### THE EXERCISE:
Extract all records. Keep each one exact.

### SUPPLIED MATERIAL:
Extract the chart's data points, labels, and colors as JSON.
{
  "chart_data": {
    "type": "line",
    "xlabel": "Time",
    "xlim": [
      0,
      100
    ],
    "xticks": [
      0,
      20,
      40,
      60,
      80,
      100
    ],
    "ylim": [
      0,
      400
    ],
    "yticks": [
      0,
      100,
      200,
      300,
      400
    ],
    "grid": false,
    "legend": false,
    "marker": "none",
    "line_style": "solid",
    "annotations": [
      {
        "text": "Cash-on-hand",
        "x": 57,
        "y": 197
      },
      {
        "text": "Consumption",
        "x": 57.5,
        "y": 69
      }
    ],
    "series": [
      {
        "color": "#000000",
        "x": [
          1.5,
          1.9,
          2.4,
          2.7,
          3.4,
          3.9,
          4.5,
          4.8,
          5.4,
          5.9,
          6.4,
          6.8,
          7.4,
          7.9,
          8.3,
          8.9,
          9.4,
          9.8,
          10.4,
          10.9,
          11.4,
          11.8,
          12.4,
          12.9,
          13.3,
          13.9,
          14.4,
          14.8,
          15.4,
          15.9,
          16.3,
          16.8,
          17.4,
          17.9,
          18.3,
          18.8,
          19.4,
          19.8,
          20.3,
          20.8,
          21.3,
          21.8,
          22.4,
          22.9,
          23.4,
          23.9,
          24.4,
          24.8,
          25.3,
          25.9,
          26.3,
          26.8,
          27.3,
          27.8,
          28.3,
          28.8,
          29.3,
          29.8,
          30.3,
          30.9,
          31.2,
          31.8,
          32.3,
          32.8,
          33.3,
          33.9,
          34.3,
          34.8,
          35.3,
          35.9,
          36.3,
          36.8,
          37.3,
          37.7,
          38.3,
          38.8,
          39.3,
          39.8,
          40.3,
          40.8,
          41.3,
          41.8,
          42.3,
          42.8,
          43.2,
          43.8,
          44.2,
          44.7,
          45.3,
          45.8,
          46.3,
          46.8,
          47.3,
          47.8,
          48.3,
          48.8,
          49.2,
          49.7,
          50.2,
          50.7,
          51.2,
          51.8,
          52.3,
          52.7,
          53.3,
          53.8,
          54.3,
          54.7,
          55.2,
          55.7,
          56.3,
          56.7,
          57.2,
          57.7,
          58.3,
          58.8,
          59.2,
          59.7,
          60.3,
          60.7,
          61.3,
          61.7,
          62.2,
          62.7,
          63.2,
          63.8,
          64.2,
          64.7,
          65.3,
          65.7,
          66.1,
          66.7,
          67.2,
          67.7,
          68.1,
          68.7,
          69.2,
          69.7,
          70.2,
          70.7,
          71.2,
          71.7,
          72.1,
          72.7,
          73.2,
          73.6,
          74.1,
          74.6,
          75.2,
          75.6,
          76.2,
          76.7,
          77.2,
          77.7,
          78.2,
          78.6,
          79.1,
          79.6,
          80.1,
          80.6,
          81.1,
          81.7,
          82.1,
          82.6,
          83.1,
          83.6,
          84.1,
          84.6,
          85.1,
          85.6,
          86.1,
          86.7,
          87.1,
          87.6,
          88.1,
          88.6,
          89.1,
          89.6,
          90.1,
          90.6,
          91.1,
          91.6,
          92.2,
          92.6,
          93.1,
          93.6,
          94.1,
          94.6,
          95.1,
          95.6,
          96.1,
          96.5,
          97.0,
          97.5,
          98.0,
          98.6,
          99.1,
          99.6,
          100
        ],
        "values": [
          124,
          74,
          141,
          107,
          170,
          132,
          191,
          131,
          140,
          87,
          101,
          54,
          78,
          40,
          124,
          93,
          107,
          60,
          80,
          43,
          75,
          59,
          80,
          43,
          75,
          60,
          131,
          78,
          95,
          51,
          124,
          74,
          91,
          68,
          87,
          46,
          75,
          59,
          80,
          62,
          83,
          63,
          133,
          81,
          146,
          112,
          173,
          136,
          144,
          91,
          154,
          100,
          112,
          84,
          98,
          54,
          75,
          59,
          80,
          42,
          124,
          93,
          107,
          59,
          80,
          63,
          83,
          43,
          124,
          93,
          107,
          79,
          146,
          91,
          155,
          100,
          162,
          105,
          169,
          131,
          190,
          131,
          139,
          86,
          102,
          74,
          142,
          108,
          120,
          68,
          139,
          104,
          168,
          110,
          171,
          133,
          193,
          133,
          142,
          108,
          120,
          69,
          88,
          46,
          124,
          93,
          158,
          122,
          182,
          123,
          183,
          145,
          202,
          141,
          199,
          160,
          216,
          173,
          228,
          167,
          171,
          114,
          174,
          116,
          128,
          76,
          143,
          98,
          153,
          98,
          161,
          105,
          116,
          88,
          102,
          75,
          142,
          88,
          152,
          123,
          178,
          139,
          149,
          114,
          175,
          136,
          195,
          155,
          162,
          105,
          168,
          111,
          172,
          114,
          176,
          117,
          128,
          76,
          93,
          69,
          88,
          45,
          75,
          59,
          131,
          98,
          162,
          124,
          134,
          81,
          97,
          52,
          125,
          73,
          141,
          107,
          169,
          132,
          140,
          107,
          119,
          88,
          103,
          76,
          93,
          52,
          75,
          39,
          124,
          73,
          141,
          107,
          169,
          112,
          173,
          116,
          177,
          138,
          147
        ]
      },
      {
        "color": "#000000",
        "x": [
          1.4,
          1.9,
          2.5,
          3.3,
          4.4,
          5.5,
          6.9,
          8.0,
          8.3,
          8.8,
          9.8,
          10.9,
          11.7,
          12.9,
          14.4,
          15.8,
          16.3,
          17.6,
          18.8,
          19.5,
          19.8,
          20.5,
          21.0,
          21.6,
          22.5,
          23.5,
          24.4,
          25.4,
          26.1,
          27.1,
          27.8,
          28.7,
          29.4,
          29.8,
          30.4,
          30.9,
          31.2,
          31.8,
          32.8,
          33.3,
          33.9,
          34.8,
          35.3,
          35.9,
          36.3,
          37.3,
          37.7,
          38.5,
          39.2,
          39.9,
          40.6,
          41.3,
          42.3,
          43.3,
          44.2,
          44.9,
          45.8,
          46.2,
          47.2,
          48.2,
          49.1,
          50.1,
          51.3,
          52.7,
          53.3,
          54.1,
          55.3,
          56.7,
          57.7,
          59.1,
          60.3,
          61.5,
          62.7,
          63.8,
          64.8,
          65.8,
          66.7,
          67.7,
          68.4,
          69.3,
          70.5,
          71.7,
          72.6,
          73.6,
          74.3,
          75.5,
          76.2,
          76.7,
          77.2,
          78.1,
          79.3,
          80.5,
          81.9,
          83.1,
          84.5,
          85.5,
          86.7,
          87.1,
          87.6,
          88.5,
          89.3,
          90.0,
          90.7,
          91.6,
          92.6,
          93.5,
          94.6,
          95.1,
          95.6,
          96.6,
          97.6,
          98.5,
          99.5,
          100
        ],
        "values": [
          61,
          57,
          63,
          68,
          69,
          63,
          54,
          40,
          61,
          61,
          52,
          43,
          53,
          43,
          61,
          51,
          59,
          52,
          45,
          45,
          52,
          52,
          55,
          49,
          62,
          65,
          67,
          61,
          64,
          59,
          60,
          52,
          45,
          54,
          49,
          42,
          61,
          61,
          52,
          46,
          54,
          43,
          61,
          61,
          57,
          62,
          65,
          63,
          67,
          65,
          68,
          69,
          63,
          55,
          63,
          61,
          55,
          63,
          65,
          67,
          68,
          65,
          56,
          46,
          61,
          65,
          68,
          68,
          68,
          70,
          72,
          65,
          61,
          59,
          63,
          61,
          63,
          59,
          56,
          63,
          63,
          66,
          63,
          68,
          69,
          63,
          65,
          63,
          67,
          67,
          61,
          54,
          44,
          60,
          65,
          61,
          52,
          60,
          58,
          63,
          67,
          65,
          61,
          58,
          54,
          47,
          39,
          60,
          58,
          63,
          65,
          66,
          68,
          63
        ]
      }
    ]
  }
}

### FULL OUTPUT:
Extract the chart's data points, labels, and colors as JSON.
{
  "chart_data": {
    "type": "line",
    "xlabel": "Time",
    "xlim": [
      0,
      100
    ],
    "xticks": [
      0,
      20,
      40,
      60,
      80,
      100
    ],
    "ylim": [
      0,
      400
    ],
    "yticks": [
      0,
      100,
      200,
      300,
      400
    ],
    "grid": false,
    "legend": false,
    "marker": "none",
    "line_style": "solid",
    "annotations": [
      {
        "text": "Cash-on-hand",
        "x": 57,
        "y": 197
      },
      {
        "text": "Consumption",
        "x": 57.5,
        "y": 69
      }
    ],
    "series": [
      {
        "color": "#000000",
        "x": [
          1.5,
          1.9,
          2.4,
          2.7,
          3.4,
          3.9,
          4.5,
          4.8,
          5.4,
          5.9,
          6.4,
          6.8,
          7.4,
          7.9,
          8.3,
          8.9,
          9.4,
          9.8,
          10.4,
          10.9,
          11.4,
          11.8,
          12.4,
          12.9,
          13.3,
          13.9,
          14.4,
          14.8,
          15.4,
          15.9,
          16.3,
          16.8,
          17.4,
          17.9,
          18.3,
          18.8,
          19.4,
          19.8,
          20.3,
          20.8,
          21.3,
          21.8,
          22.4,
          22.9,
          23.4,
          23.9,
          24.4,
          24.8,
          25.3,
          25.9,
          26.3,
          26.8,
          27.3,
          27.8,
          28.3,
          28.8,
          29.3,
          29.8,
          30.3,
          30.9,
          31.2,
          31.8,
          32.3,
          32.8,
          33.3,
          33.9,
          34.3,
          34.8,
          35.3,
          35.9,
          36.3,
          36.8,
          37.3,
          37.7,
          38.3,
          38.8,
          39.3,
          39.8,
          40.3,
          40.8,
          41.3,
          41.8,
          42.3,
          42.8,
          43.2,
          43.8,
          44.2,
          44.7,
          45.3,
          45.8,
          46.3,
          46.8,
          47.3,
          47.8,
          48.3,
          48.8,
          49.2,
          49.7,
          50.2,
          50.7,
          51.2,
          51.8,
          52.3,
          52.7,
          53.3,
          53.8,
          54.3,
          54.7,
          55.2,
          55.7,
          56.3,
          56.7,
          57.2,
          57.7,
          58.3,
          58.8,
          59.2,
          59.7,
          60.3,
          60.7,
          61.3,
          61.7,
          62.2,
          62.7,
          63.2,
          63.8,
          64.2,
          64.7,
          65.3,
          65.7,
          66.1,
          66.7,
          67.2,
          67.7,
          68.1,
          68.7,
          69.2,
          69.7,
          70.2,
          70.7,
          71.2,
          71.7,
          72.1,
          72.7,
          73.2,
          73.6,
          74.1,
          74.6,
          75.2,
          75.6,
          76.2,
          76.7,
          77.2,
          77.7,
          78.2,
          78.6,
          79.1,
          79.6,
          80.1,
          80.6,
          81.1,
          81.7,
          82.1,
          82.6,
          83.1,
          83.6,
          84.1,
          84.6,
          85.1,
          85.6,
          86.1,
          86.7,
          87.1,
          87.6,
          88.1,
          88.6,
          89.1,
          89.6,
          90.1,
          90.6,
          91.1,
          91.6,
          92.2,
          92.6,
          93.1,
          93.6,
          94.1,
          94.6,
          95.1,
          95.6,
          96.1,
          96.5,
          97.0,
          97.5,
          98.0,
          98.6,
          99.1,
          99.6,
          100
        ],
        "values": [
          124,
          74,
          141,
          107,
          170,
          132,
          191,
          131,
          140,
          87,
          101,
          54,
          78,
          40,
          124,
          93,
          107,
          60,
          80,
          43,
          75,
          59,
          80,
          43,
          75,
          60,
          131,
          78,
          95,
          51,
          124,
          74,
          91,
          68,
          87,
          46,
          75,
          59,
          80,
          62,
          83,
          63,
          133,
          81,
          146,
          112,
          173,
          136,
          144,
          91,
          154,
          100,
          112,
          84,
          98,
          54,
          75,
          59,
          80,
          42,
          124,
          93,
          107,
          59,
          80,
          63,
          83,
          43,
          124,
          93,
          107,
          79,
          146,
          91,
          155,
          100,
          162,
          105,
          169,
          131,
          190,
          131,
          139,
          86,
          102,
          74,
          142,
          108,
          120,
          68,
          139,
          104,
          168,
          110,
          171,
          133,
          193,
          133,
          142,
          108,
          120,
          69,
          88,
          46,
          124,
          93,
          158,
          122,
          182,
          123,
          183,
          145,
          202,
          141,
          199,
          160,
          216,
          173,
          228,
          167,
          171,
          114,
          174,
          116,
          128,
          76,
          143,
          98,
          153,
          98,
          161,
          105,
          116,
          88,
          102,
          75,
          142,
          88,
          152,
          123,
          178,
          139,
          149,
          114,
          175,
          136,
          195,
          155,
          162,
          105,
          168,
          111,
          172,
          114,
          176,
          117,
          128,
          76,
          93,
          69,
          88,
          45,
          75,
          59,
          131,
          98,
          162,
          124,
          134,
          81,
          97,
          52,
          125,
          73,
          141,
          107,
          169,
          132,
          140,
          107,
          119,
          88,
          103,
          76,
          93,
          52,
          75,
          39,
          124,
          73,
          141,
          107,
          169,
          112,
          173,
          116,
          177,
          138,
          147
        ]
      },
      {
        "color": "#000000",
        "x": [
          1.4,
          1.9,
          2.5,
          3.3,
          4.4,
          5.5,
          6.9,
          8.0,
          8.3,
          8.8,
          9.8,
          10.9,
          11.7,
          12.9,
          14.4,
          15.8,
          16.3,
          17.6,
          18.8,
          19.5,
          19.8,
          20.5,
          21.0,
          21.6,
          22.5,
          23.5,
          24.4,
          25.4,
          26.1,
          27.1,
          27.8,
          28.7,
          29.4,
          29.8,
          30.4,
          30.9,
          31.2,
          31.8,
          32.8,
          33.3,
          33.9,
          34.8,
          35.3,
          35.9,
          36.3,
          37.3,
          37.7,
          38.5,
          39.2,
          39.9,
          40.6,
          41.3,
          42.3,
          43.3,
          44.2,
          44.9,
          45.8,
          46.2,
          47.2,
          48.2,
          49.1,
          50.1,
          51.3,
          52.7,
          53.3,
          54.1,
          55.3,
          56.7,
          57.7,
          59.1,
          60.3,
          61.5,
          62.7,
          63.8,
          64.8,
          65.8,
          66.7,
          67.7,
          68.4,
          69.3,
          70.5,
          71.7,
          72.6,
          73.6,
          74.3,
          75.5,
          76.2,
          76.7,
          77.2,
          78.1,
          79.3,
          80.5,
          81.9,
          83.1,
          84.5,
          85.5,
          86.7,
          87.1,
          87.6,
          88.5,
          89.3,
          90.0,
          90.7,
          91.6,
          92.6,
          93.5,
          94.6,
          95.1,
          95.6,
          96.6,
          97.6,
          98.5,
          99.5,
          100
        ],
        "values": [
          61,
          57,
          63,
          68,
          69,
          63,
          54,
          40,
          61,
          61,
          52,
          43,
          53,
          43,
          61,
          51,
          59,
          52,
          45,
          45,
          52,
          52,
          55,
          49,
          62,
          65,
          67,
          61,
          64,
          59,
          60,
          52,
          45,
          54,
          49,
          42,
          61,
          61,
          52,
          46,
          54,
          43,
          61,
          61,
          57,
          62,
          65,
          63,
          67,
          65,
          68,
          69,
          63,
          55,
          63,
          61,
          55,
          63,
          65,
          67,
          68,
          65,
          56,
          46,
          61,
          65,
          68,
          68,
          68,
          70,
          72,
          65,
          61,
          59,
          63,
          61,
          63,
          59,
          56,
          63,
          63,
          66,
          63,
          68,
          69,
          63,
          65,
          63,
          67,
          67,
          61,
          54,
          44,
          60,
          65,
          61,
          52,
          60,
          58,
          63,
          67,
          65,
          61,
          58,
          54,
          47,
          39,
          60,
          58,
          63,
          65,
          66,
          68,
          63
        ]
      }
    ]
  }
}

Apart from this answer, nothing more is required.